A Carta repudia a corrupção que “se tornou sistêmica” nos últimos 12
anos, coincidentemente o período que marca a chegada dos representantes dos
oprimidos ao poder no Brasil[1].
Além disso, a Carta é endereçada aos
“senhores Deputados Federais, senhores Senadores, senhor Presidente da Câmara dos Deputados e senhor Presidente do Senado”. Esses últimos nada mais são que “os velhacos da classe dominante brasileira, isto é, o que havia de mais
pútrido e medíocre na vida política brasileira” até o dia que o PT chegou ao
poder.

§ Complete o seguinte
1. No texto para análise, a quem a Carta é endereçada?
2. Prossiga com o texto sobre a Carta logo após a frase final.

§ Dados armazenados

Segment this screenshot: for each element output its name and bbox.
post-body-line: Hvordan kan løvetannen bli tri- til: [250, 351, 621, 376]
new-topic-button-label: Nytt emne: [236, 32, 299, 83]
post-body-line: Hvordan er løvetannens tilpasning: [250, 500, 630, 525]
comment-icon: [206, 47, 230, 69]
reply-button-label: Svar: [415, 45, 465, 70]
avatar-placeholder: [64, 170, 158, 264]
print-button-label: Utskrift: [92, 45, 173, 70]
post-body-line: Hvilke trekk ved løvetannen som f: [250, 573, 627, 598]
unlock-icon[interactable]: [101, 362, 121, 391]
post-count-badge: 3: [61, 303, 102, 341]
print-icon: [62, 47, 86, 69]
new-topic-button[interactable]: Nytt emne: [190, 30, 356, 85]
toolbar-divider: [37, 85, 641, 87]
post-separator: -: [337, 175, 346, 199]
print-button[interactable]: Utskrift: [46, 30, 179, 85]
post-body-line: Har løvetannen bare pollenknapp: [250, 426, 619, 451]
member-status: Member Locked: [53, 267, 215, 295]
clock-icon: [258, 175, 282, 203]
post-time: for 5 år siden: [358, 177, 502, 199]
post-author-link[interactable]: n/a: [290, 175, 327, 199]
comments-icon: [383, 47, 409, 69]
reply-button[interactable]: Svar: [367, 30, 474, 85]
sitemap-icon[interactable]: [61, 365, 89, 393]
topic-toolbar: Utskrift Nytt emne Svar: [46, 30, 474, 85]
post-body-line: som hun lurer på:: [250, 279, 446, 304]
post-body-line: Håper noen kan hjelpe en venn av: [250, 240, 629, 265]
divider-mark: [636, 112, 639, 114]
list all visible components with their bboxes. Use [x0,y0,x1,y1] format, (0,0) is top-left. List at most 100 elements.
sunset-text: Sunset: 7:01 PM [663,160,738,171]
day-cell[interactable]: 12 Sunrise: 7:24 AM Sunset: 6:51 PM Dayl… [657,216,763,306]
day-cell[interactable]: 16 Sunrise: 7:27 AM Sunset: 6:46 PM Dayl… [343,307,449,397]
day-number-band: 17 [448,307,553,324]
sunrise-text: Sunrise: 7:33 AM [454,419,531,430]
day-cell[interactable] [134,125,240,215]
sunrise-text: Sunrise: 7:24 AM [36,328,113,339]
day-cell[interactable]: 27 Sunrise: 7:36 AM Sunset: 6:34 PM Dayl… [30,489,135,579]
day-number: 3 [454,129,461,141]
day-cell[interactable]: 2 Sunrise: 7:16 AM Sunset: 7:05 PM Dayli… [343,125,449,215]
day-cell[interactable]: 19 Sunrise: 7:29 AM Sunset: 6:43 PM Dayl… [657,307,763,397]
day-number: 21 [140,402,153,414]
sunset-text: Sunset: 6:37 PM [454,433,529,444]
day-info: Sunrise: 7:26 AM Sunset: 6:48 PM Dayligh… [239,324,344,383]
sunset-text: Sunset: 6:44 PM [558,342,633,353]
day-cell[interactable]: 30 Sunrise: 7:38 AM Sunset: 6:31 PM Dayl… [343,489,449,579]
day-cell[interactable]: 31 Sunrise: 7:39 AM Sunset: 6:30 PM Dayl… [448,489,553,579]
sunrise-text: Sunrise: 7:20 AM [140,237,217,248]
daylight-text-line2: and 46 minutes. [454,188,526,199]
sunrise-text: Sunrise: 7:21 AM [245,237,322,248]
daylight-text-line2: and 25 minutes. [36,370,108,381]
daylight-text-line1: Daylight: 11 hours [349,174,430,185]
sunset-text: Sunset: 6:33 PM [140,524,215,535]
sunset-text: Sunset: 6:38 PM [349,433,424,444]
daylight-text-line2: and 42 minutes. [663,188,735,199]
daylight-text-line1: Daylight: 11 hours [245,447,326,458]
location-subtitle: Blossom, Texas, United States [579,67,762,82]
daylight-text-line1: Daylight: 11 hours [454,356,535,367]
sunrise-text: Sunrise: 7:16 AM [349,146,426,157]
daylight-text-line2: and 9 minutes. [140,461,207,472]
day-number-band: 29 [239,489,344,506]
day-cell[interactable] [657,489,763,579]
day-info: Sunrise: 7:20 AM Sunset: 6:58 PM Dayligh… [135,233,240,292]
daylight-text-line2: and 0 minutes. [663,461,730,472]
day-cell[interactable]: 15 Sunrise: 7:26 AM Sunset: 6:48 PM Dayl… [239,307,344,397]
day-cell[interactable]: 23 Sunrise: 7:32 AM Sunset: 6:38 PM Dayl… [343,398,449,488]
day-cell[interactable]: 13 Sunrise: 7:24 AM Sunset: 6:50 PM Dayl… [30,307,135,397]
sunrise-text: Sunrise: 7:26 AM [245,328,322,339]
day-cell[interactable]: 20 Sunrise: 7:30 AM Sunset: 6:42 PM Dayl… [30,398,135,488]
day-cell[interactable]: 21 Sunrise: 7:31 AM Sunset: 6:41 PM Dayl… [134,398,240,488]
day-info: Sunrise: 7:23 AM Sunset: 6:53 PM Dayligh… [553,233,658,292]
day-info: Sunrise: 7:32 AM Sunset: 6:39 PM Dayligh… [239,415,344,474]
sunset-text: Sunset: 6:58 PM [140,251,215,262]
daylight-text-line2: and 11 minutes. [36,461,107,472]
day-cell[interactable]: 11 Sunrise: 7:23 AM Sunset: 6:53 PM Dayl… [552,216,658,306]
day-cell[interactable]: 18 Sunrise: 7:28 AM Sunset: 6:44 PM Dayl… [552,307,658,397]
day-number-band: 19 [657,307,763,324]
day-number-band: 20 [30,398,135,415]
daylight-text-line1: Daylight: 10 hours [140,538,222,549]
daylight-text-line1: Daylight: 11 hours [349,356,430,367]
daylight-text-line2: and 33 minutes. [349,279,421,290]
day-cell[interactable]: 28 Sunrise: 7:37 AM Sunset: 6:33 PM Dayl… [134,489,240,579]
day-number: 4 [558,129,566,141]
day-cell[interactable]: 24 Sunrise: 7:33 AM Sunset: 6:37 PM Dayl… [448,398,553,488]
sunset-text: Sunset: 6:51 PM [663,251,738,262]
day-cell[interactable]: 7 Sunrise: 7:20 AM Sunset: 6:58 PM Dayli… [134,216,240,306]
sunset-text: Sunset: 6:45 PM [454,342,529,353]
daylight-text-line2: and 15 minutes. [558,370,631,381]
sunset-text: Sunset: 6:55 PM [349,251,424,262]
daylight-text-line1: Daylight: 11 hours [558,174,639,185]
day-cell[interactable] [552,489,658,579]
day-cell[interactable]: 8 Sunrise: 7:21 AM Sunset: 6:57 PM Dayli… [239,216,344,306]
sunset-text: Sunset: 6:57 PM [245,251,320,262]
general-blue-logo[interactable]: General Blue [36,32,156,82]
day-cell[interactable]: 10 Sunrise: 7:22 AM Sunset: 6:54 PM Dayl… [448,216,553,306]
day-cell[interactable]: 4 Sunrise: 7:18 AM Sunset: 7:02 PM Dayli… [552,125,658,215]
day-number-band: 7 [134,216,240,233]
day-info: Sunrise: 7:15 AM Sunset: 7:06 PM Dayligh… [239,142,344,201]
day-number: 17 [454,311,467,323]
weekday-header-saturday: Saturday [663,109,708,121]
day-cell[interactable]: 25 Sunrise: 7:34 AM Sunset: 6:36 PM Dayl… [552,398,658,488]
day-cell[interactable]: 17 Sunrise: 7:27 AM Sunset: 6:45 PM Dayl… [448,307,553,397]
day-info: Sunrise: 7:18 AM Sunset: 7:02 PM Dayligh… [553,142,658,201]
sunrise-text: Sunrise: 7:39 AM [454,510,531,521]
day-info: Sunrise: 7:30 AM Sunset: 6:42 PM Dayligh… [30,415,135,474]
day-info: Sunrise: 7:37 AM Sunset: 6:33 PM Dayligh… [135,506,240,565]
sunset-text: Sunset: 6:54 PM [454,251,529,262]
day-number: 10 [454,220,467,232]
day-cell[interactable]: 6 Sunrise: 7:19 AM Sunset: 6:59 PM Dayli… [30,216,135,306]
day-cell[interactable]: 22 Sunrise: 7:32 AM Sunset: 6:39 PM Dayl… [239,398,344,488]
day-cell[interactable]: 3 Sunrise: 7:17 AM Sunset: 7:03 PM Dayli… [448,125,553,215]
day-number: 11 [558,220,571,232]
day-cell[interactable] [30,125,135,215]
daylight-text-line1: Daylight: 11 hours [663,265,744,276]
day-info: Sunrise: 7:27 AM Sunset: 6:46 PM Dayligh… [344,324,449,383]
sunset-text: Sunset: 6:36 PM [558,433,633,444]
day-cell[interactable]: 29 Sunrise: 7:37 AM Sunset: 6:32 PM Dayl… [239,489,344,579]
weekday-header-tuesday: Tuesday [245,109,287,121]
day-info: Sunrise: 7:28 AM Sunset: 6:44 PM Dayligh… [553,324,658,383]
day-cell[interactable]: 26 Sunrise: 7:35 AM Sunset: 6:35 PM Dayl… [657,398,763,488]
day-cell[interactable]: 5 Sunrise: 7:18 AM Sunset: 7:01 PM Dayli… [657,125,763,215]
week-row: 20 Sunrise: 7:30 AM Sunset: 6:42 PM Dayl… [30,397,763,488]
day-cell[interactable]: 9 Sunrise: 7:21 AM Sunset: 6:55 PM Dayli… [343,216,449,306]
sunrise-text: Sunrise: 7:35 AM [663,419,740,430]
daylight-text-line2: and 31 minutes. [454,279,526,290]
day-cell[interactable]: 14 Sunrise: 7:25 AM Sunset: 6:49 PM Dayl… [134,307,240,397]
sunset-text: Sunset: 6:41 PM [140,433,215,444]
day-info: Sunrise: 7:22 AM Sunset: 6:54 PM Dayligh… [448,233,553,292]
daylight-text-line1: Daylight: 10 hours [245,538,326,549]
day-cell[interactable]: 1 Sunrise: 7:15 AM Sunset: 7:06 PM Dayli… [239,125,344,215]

§ Respostas às tarefas
1. Aos senhores Deputados Federais, senhores Senadores, senhor Presidente da Câmara dos Deputados e senhor Presidente do Senado.

2.
Os oprimidos e os
sábios desse país não cairão nessa armadilha. O PT, como ficou dito acima, se
contaminou pelo vírus da corrupção que foi disseminado no país pelas classes
dominantes; talvez não sirva mais como instrumento das classes oprimidas para a
transformação da sociedade. Contudo, as alternativas que os movimentos sociais de
indignação, que estão saindo às ruas atualmente, estão nos oferecendo são um
verdadeiro canto das sereias. Aliás, não estão a nos oferecer alternativa
nenhuma, simplesmente porque não as têm. Tudo o que querem é restaurar seus
privilégios antigos (inclusive a prática da corrupção com impunidade) e
suprimir as poucas conquistas que os oprimidos alcançaram nestes últimos 12
anos!
Façamos nós mesmos
nosso projeto alternativo. Um projeto que passe ao largo do Congresso Nacional
e das Instituições sociais estabelecidas, inclusive do judiciário. A
superestrutura que encontra-se erigida no Brasil está completamente carcomida.
Não é a presidenta que precisa ser substituída, é a superestrutura
institucional que precisa ser sarada.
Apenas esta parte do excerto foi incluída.